>>>>

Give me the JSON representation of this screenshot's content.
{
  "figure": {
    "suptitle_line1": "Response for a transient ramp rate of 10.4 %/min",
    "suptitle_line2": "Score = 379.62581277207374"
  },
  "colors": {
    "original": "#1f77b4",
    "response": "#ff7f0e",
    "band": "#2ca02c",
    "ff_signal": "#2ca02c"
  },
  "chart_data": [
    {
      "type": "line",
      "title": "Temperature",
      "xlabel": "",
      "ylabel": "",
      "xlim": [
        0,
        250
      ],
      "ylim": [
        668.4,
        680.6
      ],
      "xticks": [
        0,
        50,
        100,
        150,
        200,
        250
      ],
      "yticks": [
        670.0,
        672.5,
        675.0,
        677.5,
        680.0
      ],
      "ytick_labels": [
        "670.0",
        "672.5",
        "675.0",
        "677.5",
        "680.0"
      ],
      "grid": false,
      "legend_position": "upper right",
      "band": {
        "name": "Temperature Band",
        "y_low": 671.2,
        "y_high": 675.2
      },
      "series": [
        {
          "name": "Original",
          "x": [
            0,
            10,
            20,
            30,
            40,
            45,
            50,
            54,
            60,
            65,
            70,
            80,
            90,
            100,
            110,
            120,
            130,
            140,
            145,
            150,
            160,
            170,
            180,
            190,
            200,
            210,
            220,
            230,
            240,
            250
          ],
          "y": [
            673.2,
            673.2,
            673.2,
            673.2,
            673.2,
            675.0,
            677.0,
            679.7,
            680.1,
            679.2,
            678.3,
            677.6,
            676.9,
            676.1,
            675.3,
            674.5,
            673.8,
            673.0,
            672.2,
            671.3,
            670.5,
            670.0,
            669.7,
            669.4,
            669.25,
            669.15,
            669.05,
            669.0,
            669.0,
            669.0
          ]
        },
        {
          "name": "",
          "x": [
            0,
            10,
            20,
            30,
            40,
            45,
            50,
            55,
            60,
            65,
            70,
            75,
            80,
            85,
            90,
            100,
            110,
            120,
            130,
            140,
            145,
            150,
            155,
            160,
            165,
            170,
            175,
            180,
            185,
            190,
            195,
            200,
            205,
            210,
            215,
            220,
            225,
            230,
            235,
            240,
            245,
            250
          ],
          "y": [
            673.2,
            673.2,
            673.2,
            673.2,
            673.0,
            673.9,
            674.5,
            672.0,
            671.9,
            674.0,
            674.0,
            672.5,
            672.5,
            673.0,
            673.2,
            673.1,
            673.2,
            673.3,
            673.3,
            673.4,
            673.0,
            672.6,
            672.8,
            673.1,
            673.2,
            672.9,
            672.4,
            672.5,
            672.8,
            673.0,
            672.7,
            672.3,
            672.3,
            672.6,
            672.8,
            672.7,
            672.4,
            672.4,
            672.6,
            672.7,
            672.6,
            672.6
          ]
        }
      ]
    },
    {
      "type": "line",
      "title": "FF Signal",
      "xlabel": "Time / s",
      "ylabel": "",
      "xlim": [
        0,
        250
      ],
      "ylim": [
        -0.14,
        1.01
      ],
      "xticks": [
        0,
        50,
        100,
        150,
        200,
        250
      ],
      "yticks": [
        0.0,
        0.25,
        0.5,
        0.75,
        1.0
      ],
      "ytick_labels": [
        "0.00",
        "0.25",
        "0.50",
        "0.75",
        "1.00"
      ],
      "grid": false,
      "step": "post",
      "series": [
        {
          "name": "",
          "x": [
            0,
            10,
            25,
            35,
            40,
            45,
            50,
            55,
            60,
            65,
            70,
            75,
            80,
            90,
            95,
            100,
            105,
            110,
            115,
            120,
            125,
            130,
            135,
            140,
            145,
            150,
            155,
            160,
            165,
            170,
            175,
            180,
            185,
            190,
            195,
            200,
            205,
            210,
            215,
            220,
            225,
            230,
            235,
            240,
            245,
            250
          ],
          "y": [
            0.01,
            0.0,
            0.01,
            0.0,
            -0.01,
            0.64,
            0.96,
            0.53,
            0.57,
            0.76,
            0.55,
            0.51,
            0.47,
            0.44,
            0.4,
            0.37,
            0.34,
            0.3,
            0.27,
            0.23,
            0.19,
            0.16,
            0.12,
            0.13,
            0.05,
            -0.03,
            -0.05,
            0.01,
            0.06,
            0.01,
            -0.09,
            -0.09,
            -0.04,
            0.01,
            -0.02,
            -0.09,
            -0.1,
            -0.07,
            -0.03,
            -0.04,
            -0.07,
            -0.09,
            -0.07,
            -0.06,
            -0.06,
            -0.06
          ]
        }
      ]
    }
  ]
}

<<<<

● **Set problem**
Please output every record, keeping each line exact.

● **Output**
Give me the JSON representation of this screenshot's content.
{
  "figure": {
    "suptitle_line1": "Response for a transient ramp rate of 10.4 %/min",
    "suptitle_line2": "Score = 379.62581277207374"
  },
  "colors": {
    "original": "#1f77b4",
    "response": "#ff7f0e",
    "band": "#2ca02c",
    "ff_signal": "#2ca02c"
  },
  "chart_data": [
    {
      "type": "line",
      "title": "Temperature",
      "xlabel": "",
      "ylabel": "",
      "xlim": [
        0,
        250
      ],
      "ylim": [
        668.4,
        680.6
      ],
      "xticks": [
        0,
        50,
        100,
        150,
        200,
        250
      ],
      "yticks": [
        670.0,
        672.5,
        675.0,
        677.5,
        680.0
      ],
      "ytick_labels": [
        "670.0",
        "672.5",
        "675.0",
        "677.5",
        "680.0"
      ],
      "grid": false,
      "legend_position": "upper right",
      "band": {
        "name": "Temperature Band",
        "y_low": 671.2,
        "y_high": 675.2
      },
      "series": [
        {
          "name": "Original",
          "x": [
            0,
            10,
            20,
            30,
            40,
            45,
            50,
            54,
            60,
            65,
            70,
            80,
            90,
            100,
            110,
            120,
            130,
            140,
            145,
            150,
            160,
            170,
            180,
            190,
            200,
            210,
            220,
            230,
            240,
            250
          ],
          "y": [
            673.2,
            673.2,
            673.2,
            673.2,
            673.2,
            675.0,
            677.0,
            679.7,
            680.1,
            679.2,
            678.3,
            677.6,
            676.9,
            676.1,
            675.3,
            674.5,
            673.8,
            673.0,
            672.2,
            671.3,
            670.5,
            670.0,
            669.7,
            669.4,
            669.25,
            669.15,
            669.05,
            669.0,
            669.0,
            669.0
          ]
        },
        {
          "name": "",
          "x": [
            0,
            10,
            20,
            30,
            40,
            45,
            50,
            55,
            60,
            65,
            70,
            75,
            80,
            85,
            90,
            100,
            110,
            120,
            130,
            140,
            145,
            150,
            155,
            160,
            165,
            170,
            175,
            180,
            185,
            190,
            195,
            200,
            205,
            210,
            215,
            220,
            225,
            230,
            235,
            240,
            245,
            250
          ],
          "y": [
            673.2,
            673.2,
            673.2,
            673.2,
            673.0,
            673.9,
            674.5,
            672.0,
            671.9,
            674.0,
            674.0,
            672.5,
            672.5,
            673.0,
            673.2,
            673.1,
            673.2,
            673.3,
            673.3,
            673.4,
            673.0,
            672.6,
            672.8,
            673.1,
            673.2,
            672.9,
            672.4,
            672.5,
            672.8,
            673.0,
            672.7,
            672.3,
            672.3,
            672.6,
            672.8,
            672.7,
            672.4,
            672.4,
            672.6,
            672.7,
            672.6,
            672.6
          ]
        }
      ]
    },
    {
      "type": "line",
      "title": "FF Signal",
      "xlabel": "Time / s",
      "ylabel": "",
      "xlim": [
        0,
        250
      ],
      "ylim": [
        -0.14,
        1.01
      ],
      "xticks": [
        0,
        50,
        100,
        150,
        200,
        250
      ],
      "yticks": [
        0.0,
        0.25,
        0.5,
        0.75,
        1.0
      ],
      "ytick_labels": [
        "0.00",
        "0.25",
        "0.50",
        "0.75",
        "1.00"
      ],
      "grid": false,
      "step": "post",
      "series": [
        {
          "name": "",
          "x": [
            0,
            10,
            25,
            35,
            40,
            45,
            50,
            55,
            60,
            65,
            70,
            75,
            80,
            90,
            95,
            100,
            105,
            110,
            115,
            120,
            125,
            130,
            135,
            140,
            145,
            150,
            155,
            160,
            165,
            170,
            175,
            180,
            185,
            190,
            195,
            200,
            205,
            210,
            215,
            220,
            225,
            230,
            235,
            240,
            245,
            250
          ],
          "y": [
            0.01,
            0.0,
            0.01,
            0.0,
            -0.01,
            0.64,
            0.96,
            0.53,
            0.57,
            0.76,
            0.55,
            0.51,
            0.47,
            0.44,
            0.4,
            0.37,
            0.34,
            0.3,
            0.27,
            0.23,
            0.19,
            0.16,
            0.12,
            0.13,
            0.05,
            -0.03,
            -0.05,
            0.01,
            0.06,
            0.01,
            -0.09,
            -0.09,
            -0.04,
            0.01,
            -0.02,
            -0.09,
            -0.1,
            -0.07,
            -0.03,
            -0.04,
            -0.07,
            -0.09,
            -0.07,
            -0.06,
            -0.06,
            -0.06
          ]
        }
      ]
    }
  ]
}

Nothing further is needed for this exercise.